Dataset excerpt

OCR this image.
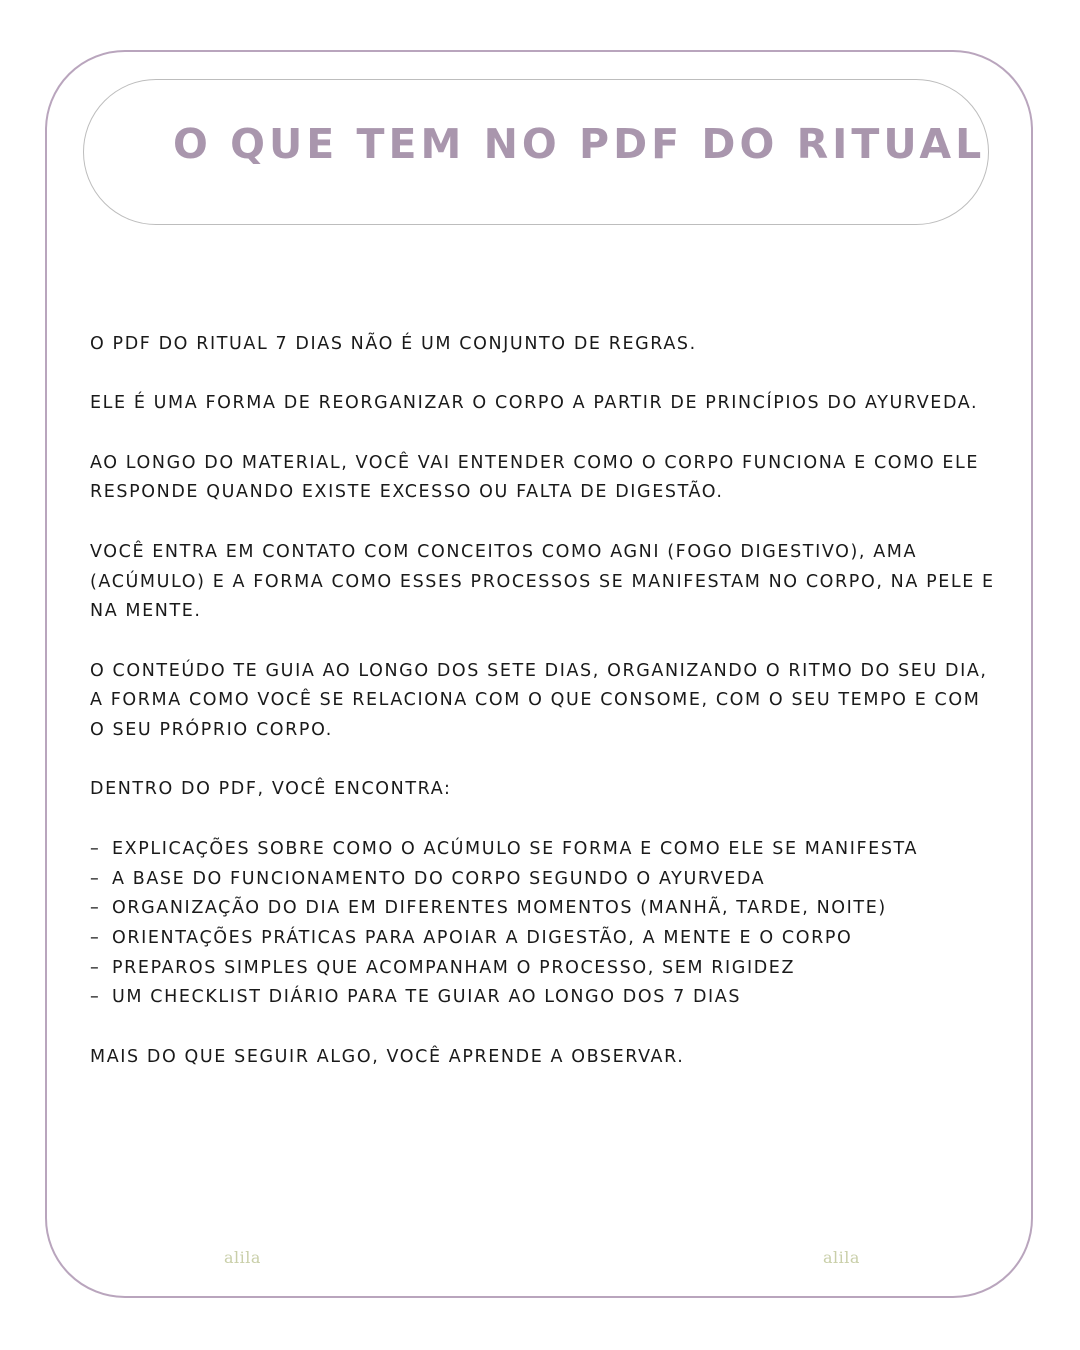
O QUE TEM NO PDF DO RITUAL

O PDF DO RITUAL 7 DIAS NÃO É UM CONJUNTO DE REGRAS.

ELE É UMA FORMA DE REORGANIZAR O CORPO A PARTIR DE PRINCÍPIOS DO AYURVEDA.

AO LONGO DO MATERIAL, VOCÊ VAI ENTENDER COMO O CORPO FUNCIONA E COMO ELE RESPONDE QUANDO EXISTE EXCESSO OU FALTA DE DIGESTÃO.

VOCÊ ENTRA EM CONTATO COM CONCEITOS COMO AGNI (FOGO DIGESTIVO), AMA (ACÚMULO) E A FORMA COMO ESSES PROCESSOS SE MANIFESTAM NO CORPO, NA PELE E NA MENTE.

O CONTEÚDO TE GUIA AO LONGO DOS SETE DIAS, ORGANIZANDO O RITMO DO SEU DIA, A FORMA COMO VOCÊ SE RELACIONA COM O QUE CONSOME, COM O SEU TEMPO E COM O SEU PRÓPRIO CORPO.

DENTRO DO PDF, VOCÊ ENCONTRA:

– EXPLICAÇÕES SOBRE COMO O ACÚMULO SE FORMA E COMO ELE SE MANIFESTA
– A BASE DO FUNCIONAMENTO DO CORPO SEGUNDO O AYURVEDA
– ORGANIZAÇÃO DO DIA EM DIFERENTES MOMENTOS (MANHÃ, TARDE, NOITE)
– ORIENTAÇÕES PRÁTICAS PARA APOIAR A DIGESTÃO, A MENTE E O CORPO
– PREPAROS SIMPLES QUE ACOMPANHAM O PROCESSO, SEM RIGIDEZ
– UM CHECKLIST DIÁRIO PARA TE GUIAR AO LONGO DOS 7 DIAS

MAIS DO QUE SEGUIR ALGO, VOCÊ APRENDE A OBSERVAR.

alila	alila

=== Given exercise ===
Every line should be retyped exactly, with the pictures omitted.

=== Result of the exercise ===
OCR this image.
O QUE TEM NO PDF DO RITUAL

O PDF DO RITUAL 7 DIAS NÃO É UM CONJUNTO DE REGRAS.

ELE É UMA FORMA DE REORGANIZAR O CORPO A PARTIR DE PRINCÍPIOS DO AYURVEDA.

AO LONGO DO MATERIAL, VOCÊ VAI ENTENDER COMO O CORPO FUNCIONA E COMO ELE RESPONDE QUANDO EXISTE EXCESSO OU FALTA DE DIGESTÃO.

VOCÊ ENTRA EM CONTATO COM CONCEITOS COMO AGNI (FOGO DIGESTIVO), AMA (ACÚMULO) E A FORMA COMO ESSES PROCESSOS SE MANIFESTAM NO CORPO, NA PELE E NA MENTE.

O CONTEÚDO TE GUIA AO LONGO DOS SETE DIAS, ORGANIZANDO O RITMO DO SEU DIA, A FORMA COMO VOCÊ SE RELACIONA COM O QUE CONSOME, COM O SEU TEMPO E COM O SEU PRÓPRIO CORPO.

DENTRO DO PDF, VOCÊ ENCONTRA:

– EXPLICAÇÕES SOBRE COMO O ACÚMULO SE FORMA E COMO ELE SE MANIFESTA
– A BASE DO FUNCIONAMENTO DO CORPO SEGUNDO O AYURVEDA
– ORGANIZAÇÃO DO DIA EM DIFERENTES MOMENTOS (MANHÃ, TARDE, NOITE)
– ORIENTAÇÕES PRÁTICAS PARA APOIAR A DIGESTÃO, A MENTE E O CORPO
– PREPAROS SIMPLES QUE ACOMPANHAM O PROCESSO, SEM RIGIDEZ
– UM CHECKLIST DIÁRIO PARA TE GUIAR AO LONGO DOS 7 DIAS

MAIS DO QUE SEGUIR ALGO, VOCÊ APRENDE A OBSERVAR.

alila	alila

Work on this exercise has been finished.